All entries should be output exactly as they stand.

Dataset excerpt
— Start —

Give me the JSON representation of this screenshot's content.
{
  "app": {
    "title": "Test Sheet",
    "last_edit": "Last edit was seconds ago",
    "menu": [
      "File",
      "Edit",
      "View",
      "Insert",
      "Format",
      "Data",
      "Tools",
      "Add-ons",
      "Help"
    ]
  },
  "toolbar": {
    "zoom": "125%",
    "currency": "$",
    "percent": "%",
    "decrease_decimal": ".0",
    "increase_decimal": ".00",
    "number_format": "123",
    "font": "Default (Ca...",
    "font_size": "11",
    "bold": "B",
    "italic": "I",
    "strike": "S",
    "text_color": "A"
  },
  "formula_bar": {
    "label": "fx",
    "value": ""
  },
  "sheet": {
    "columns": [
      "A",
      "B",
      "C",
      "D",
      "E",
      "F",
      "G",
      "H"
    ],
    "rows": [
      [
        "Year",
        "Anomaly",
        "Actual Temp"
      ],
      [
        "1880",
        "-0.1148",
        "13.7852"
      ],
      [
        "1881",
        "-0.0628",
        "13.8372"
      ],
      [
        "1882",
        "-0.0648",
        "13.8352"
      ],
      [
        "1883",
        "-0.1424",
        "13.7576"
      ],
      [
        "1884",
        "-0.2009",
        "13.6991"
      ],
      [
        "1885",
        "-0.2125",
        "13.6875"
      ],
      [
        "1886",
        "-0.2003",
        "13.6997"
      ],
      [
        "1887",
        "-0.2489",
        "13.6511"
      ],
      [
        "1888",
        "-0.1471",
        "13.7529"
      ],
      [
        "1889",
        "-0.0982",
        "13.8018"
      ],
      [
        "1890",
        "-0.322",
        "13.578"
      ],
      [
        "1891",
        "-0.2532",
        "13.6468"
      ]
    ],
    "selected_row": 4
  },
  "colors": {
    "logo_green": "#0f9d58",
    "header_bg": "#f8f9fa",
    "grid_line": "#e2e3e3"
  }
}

— End —

:: Output for this exercise ::
Give me the JSON representation of this screenshot's content.
{
  "app": {
    "title": "Test Sheet",
    "last_edit": "Last edit was seconds ago",
    "menu": [
      "File",
      "Edit",
      "View",
      "Insert",
      "Format",
      "Data",
      "Tools",
      "Add-ons",
      "Help"
    ]
  },
  "toolbar": {
    "zoom": "125%",
    "currency": "$",
    "percent": "%",
    "decrease_decimal": ".0",
    "increase_decimal": ".00",
    "number_format": "123",
    "font": "Default (Ca...",
    "font_size": "11",
    "bold": "B",
    "italic": "I",
    "strike": "S",
    "text_color": "A"
  },
  "formula_bar": {
    "label": "fx",
    "value": ""
  },
  "sheet": {
    "columns": [
      "A",
      "B",
      "C",
      "D",
      "E",
      "F",
      "G",
      "H"
    ],
    "rows": [
      [
        "Year",
        "Anomaly",
        "Actual Temp"
      ],
      [
        "1880",
        "-0.1148",
        "13.7852"
      ],
      [
        "1881",
        "-0.0628",
        "13.8372"
      ],
      [
        "1882",
        "-0.0648",
        "13.8352"
      ],
      [
        "1883",
        "-0.1424",
        "13.7576"
      ],
      [
        "1884",
        "-0.2009",
        "13.6991"
      ],
      [
        "1885",
        "-0.2125",
        "13.6875"
      ],
      [
        "1886",
        "-0.2003",
        "13.6997"
      ],
      [
        "1887",
        "-0.2489",
        "13.6511"
      ],
      [
        "1888",
        "-0.1471",
        "13.7529"
      ],
      [
        "1889",
        "-0.0982",
        "13.8018"
      ],
      [
        "1890",
        "-0.322",
        "13.578"
      ],
      [
        "1891",
        "-0.2532",
        "13.6468"
      ]
    ],
    "selected_row": 4
  },
  "colors": {
    "logo_green": "#0f9d58",
    "header_bg": "#f8f9fa",
    "grid_line": "#e2e3e3"
  }
}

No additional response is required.